• PROBLEM TO SOLVE
Using the listing below, report all lines holding the word "strong".

(Stored items)
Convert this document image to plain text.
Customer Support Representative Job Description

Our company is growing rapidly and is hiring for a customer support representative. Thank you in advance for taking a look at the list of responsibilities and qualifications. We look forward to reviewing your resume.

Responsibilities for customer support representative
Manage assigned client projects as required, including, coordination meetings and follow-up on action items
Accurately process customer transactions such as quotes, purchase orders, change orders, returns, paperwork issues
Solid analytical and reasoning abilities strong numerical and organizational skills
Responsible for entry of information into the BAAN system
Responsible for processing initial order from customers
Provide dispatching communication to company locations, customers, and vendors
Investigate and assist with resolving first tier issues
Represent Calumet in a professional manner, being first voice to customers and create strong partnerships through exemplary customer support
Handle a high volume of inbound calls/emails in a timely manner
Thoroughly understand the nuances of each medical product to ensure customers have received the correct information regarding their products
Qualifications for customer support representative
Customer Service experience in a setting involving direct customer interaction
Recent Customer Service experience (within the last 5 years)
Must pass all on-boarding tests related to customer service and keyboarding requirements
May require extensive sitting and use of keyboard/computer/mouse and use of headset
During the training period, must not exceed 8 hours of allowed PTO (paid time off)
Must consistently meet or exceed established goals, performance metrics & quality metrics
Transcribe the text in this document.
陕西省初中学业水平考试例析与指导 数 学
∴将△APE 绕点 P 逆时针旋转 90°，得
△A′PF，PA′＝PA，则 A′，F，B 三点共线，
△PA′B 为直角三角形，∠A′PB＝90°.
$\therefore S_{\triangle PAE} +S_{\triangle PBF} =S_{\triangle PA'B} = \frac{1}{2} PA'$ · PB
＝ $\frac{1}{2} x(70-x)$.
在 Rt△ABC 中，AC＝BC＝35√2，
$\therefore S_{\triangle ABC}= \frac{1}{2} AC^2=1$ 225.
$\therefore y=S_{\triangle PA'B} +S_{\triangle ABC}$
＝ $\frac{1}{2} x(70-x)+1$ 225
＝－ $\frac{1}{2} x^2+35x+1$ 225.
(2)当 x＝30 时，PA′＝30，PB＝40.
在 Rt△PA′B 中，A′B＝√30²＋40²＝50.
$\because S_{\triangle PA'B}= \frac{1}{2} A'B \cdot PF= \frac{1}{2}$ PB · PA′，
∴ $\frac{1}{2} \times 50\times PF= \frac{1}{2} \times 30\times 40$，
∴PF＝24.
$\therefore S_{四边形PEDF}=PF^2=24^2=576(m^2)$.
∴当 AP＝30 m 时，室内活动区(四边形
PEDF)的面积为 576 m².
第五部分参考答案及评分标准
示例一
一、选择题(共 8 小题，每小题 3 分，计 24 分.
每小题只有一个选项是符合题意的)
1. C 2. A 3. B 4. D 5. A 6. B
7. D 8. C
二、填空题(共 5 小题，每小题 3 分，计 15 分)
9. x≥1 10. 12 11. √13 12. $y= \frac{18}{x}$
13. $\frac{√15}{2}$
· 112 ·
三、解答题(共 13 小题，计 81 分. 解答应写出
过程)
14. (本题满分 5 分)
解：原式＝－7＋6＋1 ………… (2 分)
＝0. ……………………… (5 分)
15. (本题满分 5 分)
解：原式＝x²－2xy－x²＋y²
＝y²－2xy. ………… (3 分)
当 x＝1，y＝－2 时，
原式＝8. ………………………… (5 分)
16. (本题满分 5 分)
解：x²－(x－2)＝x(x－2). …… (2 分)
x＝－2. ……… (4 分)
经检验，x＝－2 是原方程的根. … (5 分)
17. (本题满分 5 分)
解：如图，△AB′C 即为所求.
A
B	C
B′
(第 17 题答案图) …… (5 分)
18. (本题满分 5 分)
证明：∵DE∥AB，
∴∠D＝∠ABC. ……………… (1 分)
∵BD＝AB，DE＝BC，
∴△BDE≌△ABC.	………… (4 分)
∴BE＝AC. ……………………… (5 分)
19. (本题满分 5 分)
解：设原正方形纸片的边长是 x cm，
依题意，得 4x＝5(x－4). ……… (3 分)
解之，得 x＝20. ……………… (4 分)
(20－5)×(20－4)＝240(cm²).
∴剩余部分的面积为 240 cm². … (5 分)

• FINISHED TASK
Solid analytical and reasoning abilities strong numerical and organizational skills
Represent Calumet in a professional manner, being first voice to customers and create strong partnerships through exemplary customer support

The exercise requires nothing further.